**Stated exercise**
Copy out, unchanged, the stretch of the records from their start through the line that contains "wind-barb <box>215 265 223 279</box>".

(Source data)

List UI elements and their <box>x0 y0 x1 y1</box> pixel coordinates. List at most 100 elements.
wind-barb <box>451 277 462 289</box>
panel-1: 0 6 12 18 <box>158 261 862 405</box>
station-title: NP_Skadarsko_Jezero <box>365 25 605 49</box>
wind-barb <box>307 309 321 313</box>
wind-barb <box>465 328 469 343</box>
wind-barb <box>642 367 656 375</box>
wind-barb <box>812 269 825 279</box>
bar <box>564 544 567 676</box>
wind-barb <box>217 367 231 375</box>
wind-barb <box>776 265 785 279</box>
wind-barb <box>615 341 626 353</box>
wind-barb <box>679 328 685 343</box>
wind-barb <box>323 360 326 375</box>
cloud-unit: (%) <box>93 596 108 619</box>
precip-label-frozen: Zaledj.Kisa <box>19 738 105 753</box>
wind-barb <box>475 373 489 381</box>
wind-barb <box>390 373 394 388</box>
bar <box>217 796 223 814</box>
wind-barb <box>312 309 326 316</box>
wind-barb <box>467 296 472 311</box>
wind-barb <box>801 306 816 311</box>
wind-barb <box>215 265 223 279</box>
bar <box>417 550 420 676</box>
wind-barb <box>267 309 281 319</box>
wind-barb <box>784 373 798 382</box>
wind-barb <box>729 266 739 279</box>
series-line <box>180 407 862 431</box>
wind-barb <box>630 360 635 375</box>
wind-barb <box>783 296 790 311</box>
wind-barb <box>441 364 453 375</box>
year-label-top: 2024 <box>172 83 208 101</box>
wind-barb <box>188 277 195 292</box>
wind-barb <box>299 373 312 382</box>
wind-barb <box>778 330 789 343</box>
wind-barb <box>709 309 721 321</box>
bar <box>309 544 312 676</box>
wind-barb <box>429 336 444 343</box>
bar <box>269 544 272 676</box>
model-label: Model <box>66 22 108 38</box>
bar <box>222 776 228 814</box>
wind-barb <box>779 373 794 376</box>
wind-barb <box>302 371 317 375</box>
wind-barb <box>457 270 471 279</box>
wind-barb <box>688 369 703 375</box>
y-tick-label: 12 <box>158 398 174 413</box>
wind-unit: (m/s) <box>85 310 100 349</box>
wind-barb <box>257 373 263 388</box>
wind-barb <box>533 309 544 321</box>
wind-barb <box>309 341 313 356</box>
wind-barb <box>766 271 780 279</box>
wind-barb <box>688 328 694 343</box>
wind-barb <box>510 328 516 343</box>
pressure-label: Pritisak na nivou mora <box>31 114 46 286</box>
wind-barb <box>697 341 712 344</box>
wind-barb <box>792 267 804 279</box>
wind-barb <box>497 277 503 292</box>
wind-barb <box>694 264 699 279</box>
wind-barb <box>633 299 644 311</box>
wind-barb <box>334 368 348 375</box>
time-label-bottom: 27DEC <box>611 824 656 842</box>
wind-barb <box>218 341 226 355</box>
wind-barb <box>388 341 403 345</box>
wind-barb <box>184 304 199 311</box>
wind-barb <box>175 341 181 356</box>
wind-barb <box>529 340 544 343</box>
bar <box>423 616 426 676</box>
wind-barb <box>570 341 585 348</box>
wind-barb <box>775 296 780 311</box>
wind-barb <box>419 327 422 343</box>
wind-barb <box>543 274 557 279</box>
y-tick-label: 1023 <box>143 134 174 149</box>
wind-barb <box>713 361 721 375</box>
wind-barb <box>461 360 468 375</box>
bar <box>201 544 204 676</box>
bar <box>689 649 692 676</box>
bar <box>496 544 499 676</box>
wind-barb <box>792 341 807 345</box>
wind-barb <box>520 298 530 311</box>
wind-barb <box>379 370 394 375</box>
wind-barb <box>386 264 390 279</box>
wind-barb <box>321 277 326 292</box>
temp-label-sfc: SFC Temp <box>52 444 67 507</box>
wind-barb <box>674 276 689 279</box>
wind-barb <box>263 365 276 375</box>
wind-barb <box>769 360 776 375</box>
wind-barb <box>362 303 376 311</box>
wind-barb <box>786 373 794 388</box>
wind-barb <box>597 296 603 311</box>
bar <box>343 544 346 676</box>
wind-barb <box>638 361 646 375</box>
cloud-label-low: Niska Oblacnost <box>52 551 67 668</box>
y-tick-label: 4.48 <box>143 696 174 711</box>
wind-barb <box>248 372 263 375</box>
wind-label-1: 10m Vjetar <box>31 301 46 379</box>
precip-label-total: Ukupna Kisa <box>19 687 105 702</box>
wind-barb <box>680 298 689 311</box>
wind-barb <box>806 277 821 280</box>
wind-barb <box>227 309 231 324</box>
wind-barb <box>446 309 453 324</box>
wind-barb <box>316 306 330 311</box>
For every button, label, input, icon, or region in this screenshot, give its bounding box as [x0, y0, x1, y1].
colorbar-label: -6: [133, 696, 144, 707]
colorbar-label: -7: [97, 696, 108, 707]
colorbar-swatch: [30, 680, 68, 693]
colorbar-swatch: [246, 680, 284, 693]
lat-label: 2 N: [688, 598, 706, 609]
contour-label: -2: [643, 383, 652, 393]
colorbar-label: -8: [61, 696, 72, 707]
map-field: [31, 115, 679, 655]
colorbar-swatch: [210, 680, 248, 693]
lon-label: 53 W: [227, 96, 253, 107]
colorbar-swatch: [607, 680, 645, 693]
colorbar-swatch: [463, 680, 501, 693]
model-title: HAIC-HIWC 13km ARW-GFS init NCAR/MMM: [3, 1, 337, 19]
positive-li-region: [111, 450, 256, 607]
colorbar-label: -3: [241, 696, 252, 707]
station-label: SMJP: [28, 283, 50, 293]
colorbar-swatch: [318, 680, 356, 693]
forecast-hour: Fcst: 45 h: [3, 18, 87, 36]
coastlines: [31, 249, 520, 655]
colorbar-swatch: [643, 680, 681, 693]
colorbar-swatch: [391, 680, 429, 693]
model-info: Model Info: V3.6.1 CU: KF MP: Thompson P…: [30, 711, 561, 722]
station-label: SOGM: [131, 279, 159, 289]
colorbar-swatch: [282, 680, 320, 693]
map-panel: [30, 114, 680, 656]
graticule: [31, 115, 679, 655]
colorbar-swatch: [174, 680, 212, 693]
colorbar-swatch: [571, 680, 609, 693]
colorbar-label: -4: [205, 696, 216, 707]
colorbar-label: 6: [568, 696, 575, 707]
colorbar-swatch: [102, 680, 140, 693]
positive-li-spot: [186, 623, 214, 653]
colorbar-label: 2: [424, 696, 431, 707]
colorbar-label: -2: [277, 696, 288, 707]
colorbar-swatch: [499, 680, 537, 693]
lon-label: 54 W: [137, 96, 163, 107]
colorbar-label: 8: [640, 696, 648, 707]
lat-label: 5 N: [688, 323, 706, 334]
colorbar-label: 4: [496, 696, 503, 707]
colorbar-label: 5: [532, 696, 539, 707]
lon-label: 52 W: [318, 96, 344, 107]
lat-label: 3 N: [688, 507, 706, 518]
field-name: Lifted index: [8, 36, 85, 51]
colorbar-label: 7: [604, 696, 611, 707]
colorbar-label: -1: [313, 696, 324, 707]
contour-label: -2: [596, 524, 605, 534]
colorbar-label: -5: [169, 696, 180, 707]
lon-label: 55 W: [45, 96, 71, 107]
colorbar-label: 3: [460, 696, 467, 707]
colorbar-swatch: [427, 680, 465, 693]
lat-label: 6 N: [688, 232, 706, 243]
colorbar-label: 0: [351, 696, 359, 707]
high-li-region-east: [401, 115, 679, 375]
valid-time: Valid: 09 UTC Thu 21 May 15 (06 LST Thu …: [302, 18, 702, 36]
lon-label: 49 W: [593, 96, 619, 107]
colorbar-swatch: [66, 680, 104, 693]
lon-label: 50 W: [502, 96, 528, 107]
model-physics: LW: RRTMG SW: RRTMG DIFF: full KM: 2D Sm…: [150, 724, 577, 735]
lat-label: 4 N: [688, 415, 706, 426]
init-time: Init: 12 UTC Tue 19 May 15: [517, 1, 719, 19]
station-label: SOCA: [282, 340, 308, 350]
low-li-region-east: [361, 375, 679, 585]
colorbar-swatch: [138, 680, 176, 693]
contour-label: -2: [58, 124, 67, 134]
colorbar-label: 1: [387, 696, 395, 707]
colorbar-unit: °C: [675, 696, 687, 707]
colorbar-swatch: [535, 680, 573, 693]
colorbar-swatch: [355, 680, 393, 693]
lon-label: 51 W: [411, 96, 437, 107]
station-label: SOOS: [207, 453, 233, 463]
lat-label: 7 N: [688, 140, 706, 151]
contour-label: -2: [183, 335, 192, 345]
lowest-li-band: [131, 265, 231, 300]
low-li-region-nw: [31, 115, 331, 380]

**Finished task**
List UI elements and their <box>x0 y0 x1 y1</box> pixel coordinates. List at most 100 elements.
wind-barb <box>451 277 462 289</box>
panel-1: 0 6 12 18 <box>158 261 862 405</box>
station-title: NP_Skadarsko_Jezero <box>365 25 605 49</box>
wind-barb <box>307 309 321 313</box>
wind-barb <box>465 328 469 343</box>
wind-barb <box>642 367 656 375</box>
wind-barb <box>812 269 825 279</box>
bar <box>564 544 567 676</box>
wind-barb <box>217 367 231 375</box>
wind-barb <box>776 265 785 279</box>
wind-barb <box>615 341 626 353</box>
wind-barb <box>679 328 685 343</box>
wind-barb <box>323 360 326 375</box>
cloud-unit: (%) <box>93 596 108 619</box>
precip-label-frozen: Zaledj.Kisa <box>19 738 105 753</box>
wind-barb <box>475 373 489 381</box>
wind-barb <box>390 373 394 388</box>
bar <box>217 796 223 814</box>
wind-barb <box>312 309 326 316</box>
wind-barb <box>467 296 472 311</box>
wind-barb <box>801 306 816 311</box>
wind-barb <box>215 265 223 279</box>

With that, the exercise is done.